◆ Data for this exercise:
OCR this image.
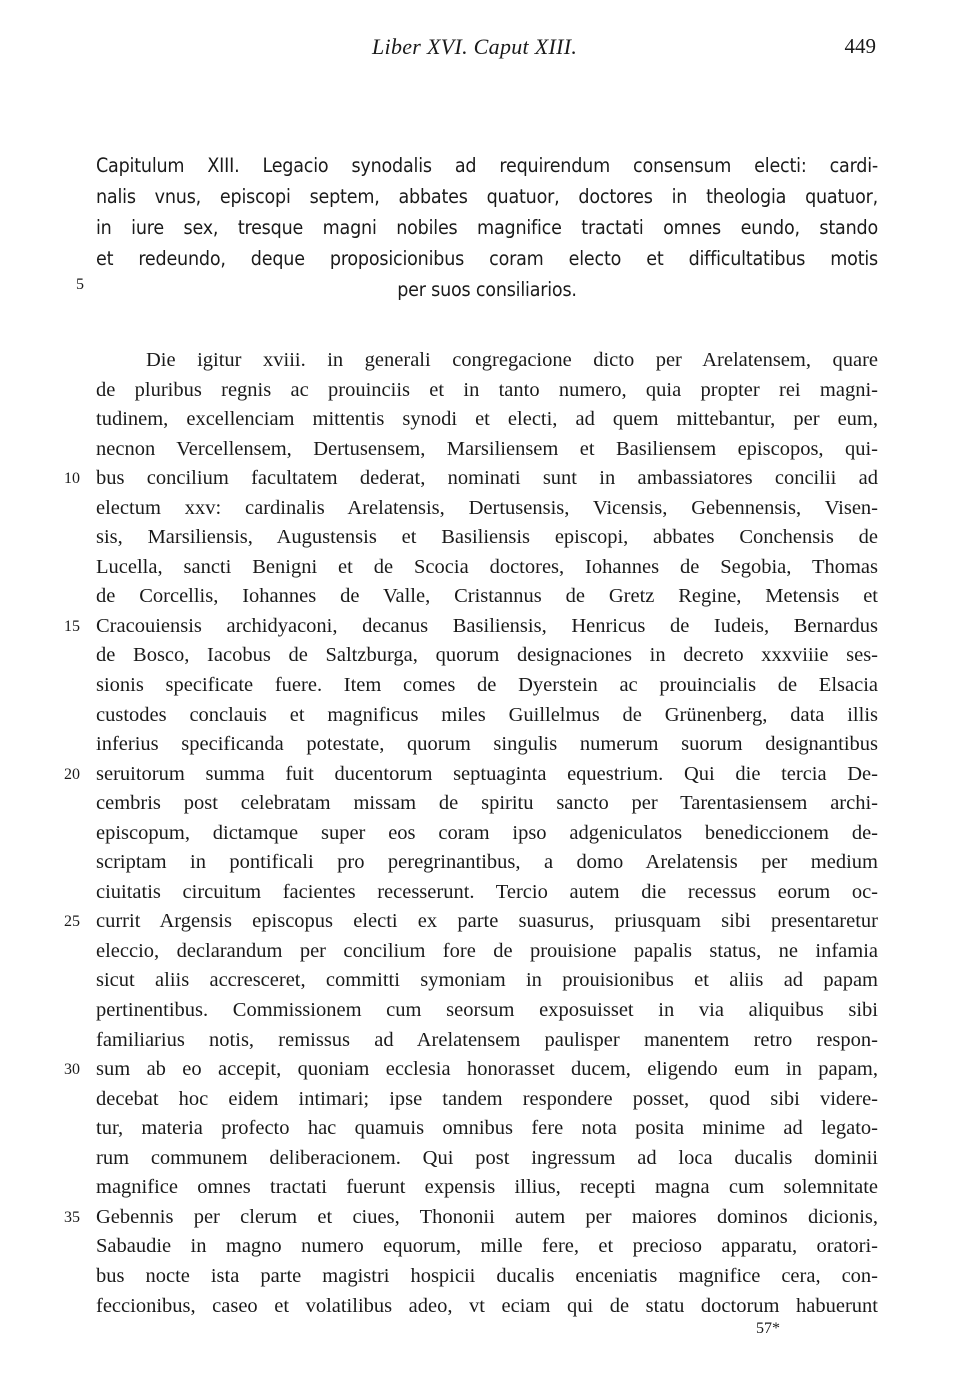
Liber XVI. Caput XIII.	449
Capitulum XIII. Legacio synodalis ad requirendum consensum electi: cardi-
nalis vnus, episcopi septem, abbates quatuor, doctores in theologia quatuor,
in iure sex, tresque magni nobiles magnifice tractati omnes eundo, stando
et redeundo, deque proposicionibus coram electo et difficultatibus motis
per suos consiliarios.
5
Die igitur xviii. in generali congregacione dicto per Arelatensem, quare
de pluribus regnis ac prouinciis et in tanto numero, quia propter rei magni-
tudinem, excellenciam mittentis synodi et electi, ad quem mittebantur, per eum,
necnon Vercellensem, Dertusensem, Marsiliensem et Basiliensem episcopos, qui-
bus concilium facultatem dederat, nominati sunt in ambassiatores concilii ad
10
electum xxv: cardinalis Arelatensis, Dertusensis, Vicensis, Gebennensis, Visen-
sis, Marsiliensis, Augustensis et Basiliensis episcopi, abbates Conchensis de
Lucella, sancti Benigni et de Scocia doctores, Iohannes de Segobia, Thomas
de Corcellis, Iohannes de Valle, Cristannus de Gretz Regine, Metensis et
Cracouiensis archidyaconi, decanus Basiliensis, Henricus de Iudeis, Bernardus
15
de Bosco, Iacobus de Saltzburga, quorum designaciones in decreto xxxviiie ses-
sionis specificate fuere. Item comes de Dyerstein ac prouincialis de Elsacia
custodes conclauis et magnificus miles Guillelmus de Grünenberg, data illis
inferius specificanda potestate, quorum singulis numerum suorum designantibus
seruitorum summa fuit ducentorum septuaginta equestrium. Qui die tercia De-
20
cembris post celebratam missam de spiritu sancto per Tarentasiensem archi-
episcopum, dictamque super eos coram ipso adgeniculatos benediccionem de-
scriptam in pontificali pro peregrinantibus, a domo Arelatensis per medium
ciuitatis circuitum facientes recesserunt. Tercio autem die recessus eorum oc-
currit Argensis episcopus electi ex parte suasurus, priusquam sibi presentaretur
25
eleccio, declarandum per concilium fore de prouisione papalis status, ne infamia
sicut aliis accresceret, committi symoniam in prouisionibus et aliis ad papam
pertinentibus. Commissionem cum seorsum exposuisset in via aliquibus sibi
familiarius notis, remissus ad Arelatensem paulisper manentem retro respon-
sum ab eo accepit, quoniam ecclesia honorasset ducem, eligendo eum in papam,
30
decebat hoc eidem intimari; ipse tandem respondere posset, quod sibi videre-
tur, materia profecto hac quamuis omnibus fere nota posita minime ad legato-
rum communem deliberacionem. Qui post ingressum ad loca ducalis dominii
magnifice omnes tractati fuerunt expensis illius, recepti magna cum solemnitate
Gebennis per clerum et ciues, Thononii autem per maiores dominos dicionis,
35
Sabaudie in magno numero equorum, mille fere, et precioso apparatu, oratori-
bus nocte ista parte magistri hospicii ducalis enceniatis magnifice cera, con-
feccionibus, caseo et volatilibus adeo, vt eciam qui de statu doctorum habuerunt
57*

◆ Task brief: Collect every line above that contains the word "numero".

◆ Task result:
de pluribus regnis ac prouinciis et in tanto numero, quia propter rei magni-
Sabaudie in magno numero equorum, mille fere, et precioso apparatu, oratori-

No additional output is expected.